§ **What this task involves**
Each entry must be reproduced precisely as it stands.

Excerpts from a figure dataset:
◆ ◆ ◆
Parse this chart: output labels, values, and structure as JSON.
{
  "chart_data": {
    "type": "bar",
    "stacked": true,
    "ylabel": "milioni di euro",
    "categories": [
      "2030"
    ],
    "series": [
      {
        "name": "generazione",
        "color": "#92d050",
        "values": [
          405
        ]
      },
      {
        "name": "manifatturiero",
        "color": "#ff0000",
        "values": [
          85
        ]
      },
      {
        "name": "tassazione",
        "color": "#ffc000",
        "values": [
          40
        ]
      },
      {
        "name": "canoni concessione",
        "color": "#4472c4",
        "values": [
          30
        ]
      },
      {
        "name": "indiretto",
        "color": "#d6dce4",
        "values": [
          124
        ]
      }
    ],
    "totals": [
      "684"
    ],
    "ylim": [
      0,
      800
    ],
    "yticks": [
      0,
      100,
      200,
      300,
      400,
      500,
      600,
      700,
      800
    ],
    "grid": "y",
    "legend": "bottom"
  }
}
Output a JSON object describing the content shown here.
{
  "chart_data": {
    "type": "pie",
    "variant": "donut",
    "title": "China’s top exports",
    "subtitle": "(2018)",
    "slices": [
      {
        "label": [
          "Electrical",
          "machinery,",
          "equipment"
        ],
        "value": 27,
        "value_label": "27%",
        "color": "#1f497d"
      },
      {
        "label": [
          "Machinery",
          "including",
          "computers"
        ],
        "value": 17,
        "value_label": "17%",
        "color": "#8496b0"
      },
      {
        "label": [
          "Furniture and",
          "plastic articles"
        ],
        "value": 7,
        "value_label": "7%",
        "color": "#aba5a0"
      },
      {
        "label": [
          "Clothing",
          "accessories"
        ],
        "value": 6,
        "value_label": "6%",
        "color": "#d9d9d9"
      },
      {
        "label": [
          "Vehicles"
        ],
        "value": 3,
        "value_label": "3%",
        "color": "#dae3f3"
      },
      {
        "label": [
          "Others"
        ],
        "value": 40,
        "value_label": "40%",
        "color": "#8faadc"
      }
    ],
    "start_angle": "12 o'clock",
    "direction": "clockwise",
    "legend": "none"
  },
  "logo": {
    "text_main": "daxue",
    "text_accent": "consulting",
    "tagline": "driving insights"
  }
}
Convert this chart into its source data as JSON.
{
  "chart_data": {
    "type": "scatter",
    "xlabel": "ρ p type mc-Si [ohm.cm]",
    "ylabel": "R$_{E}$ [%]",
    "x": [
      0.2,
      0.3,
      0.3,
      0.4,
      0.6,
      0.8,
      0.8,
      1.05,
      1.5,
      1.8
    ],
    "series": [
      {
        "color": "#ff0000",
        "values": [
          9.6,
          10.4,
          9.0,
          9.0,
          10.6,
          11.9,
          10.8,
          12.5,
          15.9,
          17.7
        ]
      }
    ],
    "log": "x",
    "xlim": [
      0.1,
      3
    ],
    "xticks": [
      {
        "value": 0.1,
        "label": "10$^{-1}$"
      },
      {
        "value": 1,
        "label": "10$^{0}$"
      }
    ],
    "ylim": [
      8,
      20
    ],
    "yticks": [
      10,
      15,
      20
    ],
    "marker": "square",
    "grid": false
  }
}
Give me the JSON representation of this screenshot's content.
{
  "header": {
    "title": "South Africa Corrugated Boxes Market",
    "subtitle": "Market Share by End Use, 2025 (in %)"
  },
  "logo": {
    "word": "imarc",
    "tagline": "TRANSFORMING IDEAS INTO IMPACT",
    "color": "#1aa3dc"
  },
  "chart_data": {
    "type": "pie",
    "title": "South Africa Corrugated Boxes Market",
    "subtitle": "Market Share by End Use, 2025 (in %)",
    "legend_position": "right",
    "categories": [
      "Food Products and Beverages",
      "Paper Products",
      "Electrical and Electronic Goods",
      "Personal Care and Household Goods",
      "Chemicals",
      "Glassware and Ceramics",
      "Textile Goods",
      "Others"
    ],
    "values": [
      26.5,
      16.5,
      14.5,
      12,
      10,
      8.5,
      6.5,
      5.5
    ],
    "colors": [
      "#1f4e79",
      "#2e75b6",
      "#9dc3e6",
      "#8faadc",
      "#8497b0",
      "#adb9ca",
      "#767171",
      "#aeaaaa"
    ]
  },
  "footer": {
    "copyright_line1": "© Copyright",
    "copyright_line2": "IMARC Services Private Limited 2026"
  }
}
◆ ◆ ◆
§ **Complete answer**
Parse this chart: output labels, values, and structure as JSON.
{
  "chart_data": {
    "type": "bar",
    "stacked": true,
    "ylabel": "milioni di euro",
    "categories": [
      "2030"
    ],
    "series": [
      {
        "name": "generazione",
        "color": "#92d050",
        "values": [
          405
        ]
      },
      {
        "name": "manifatturiero",
        "color": "#ff0000",
        "values": [
          85
        ]
      },
      {
        "name": "tassazione",
        "color": "#ffc000",
        "values": [
          40
        ]
      },
      {
        "name": "canoni concessione",
        "color": "#4472c4",
        "values": [
          30
        ]
      },
      {
        "name": "indiretto",
        "color": "#d6dce4",
        "values": [
          124
        ]
      }
    ],
    "totals": [
      "684"
    ],
    "ylim": [
      0,
      800
    ],
    "yticks": [
      0,
      100,
      200,
      300,
      400,
      500,
      600,
      700,
      800
    ],
    "grid": "y",
    "legend": "bottom"
  }
}
Output a JSON object describing the content shown here.
{
  "chart_data": {
    "type": "pie",
    "variant": "donut",
    "title": "China’s top exports",
    "subtitle": "(2018)",
    "slices": [
      {
        "label": [
          "Electrical",
          "machinery,",
          "equipment"
        ],
        "value": 27,
        "value_label": "27%",
        "color": "#1f497d"
      },
      {
        "label": [
          "Machinery",
          "including",
          "computers"
        ],
        "value": 17,
        "value_label": "17%",
        "color": "#8496b0"
      },
      {
        "label": [
          "Furniture and",
          "plastic articles"
        ],
        "value": 7,
        "value_label": "7%",
        "color": "#aba5a0"
      },
      {
        "label": [
          "Clothing",
          "accessories"
        ],
        "value": 6,
        "value_label": "6%",
        "color": "#d9d9d9"
      },
      {
        "label": [
          "Vehicles"
        ],
        "value": 3,
        "value_label": "3%",
        "color": "#dae3f3"
      },
      {
        "label": [
          "Others"
        ],
        "value": 40,
        "value_label": "40%",
        "color": "#8faadc"
      }
    ],
    "start_angle": "12 o'clock",
    "direction": "clockwise",
    "legend": "none"
  },
  "logo": {
    "text_main": "daxue",
    "text_accent": "consulting",
    "tagline": "driving insights"
  }
}
Convert this chart into its source data as JSON.
{
  "chart_data": {
    "type": "scatter",
    "xlabel": "ρ p type mc-Si [ohm.cm]",
    "ylabel": "R$_{E}$ [%]",
    "x": [
      0.2,
      0.3,
      0.3,
      0.4,
      0.6,
      0.8,
      0.8,
      1.05,
      1.5,
      1.8
    ],
    "series": [
      {
        "color": "#ff0000",
        "values": [
          9.6,
          10.4,
          9.0,
          9.0,
          10.6,
          11.9,
          10.8,
          12.5,
          15.9,
          17.7
        ]
      }
    ],
    "log": "x",
    "xlim": [
      0.1,
      3
    ],
    "xticks": [
      {
        "value": 0.1,
        "label": "10$^{-1}$"
      },
      {
        "value": 1,
        "label": "10$^{0}$"
      }
    ],
    "ylim": [
      8,
      20
    ],
    "yticks": [
      10,
      15,
      20
    ],
    "marker": "square",
    "grid": false
  }
}
Give me the JSON representation of this screenshot's content.
{
  "header": {
    "title": "South Africa Corrugated Boxes Market",
    "subtitle": "Market Share by End Use, 2025 (in %)"
  },
  "logo": {
    "word": "imarc",
    "tagline": "TRANSFORMING IDEAS INTO IMPACT",
    "color": "#1aa3dc"
  },
  "chart_data": {
    "type": "pie",
    "title": "South Africa Corrugated Boxes Market",
    "subtitle": "Market Share by End Use, 2025 (in %)",
    "legend_position": "right",
    "categories": [
      "Food Products and Beverages",
      "Paper Products",
      "Electrical and Electronic Goods",
      "Personal Care and Household Goods",
      "Chemicals",
      "Glassware and Ceramics",
      "Textile Goods",
      "Others"
    ],
    "values": [
      26.5,
      16.5,
      14.5,
      12,
      10,
      8.5,
      6.5,
      5.5
    ],
    "colors": [
      "#1f4e79",
      "#2e75b6",
      "#9dc3e6",
      "#8faadc",
      "#8497b0",
      "#adb9ca",
      "#767171",
      "#aeaaaa"
    ]
  },
  "footer": {
    "copyright_line1": "© Copyright",
    "copyright_line2": "IMARC Services Private Limited 2026"
  }
}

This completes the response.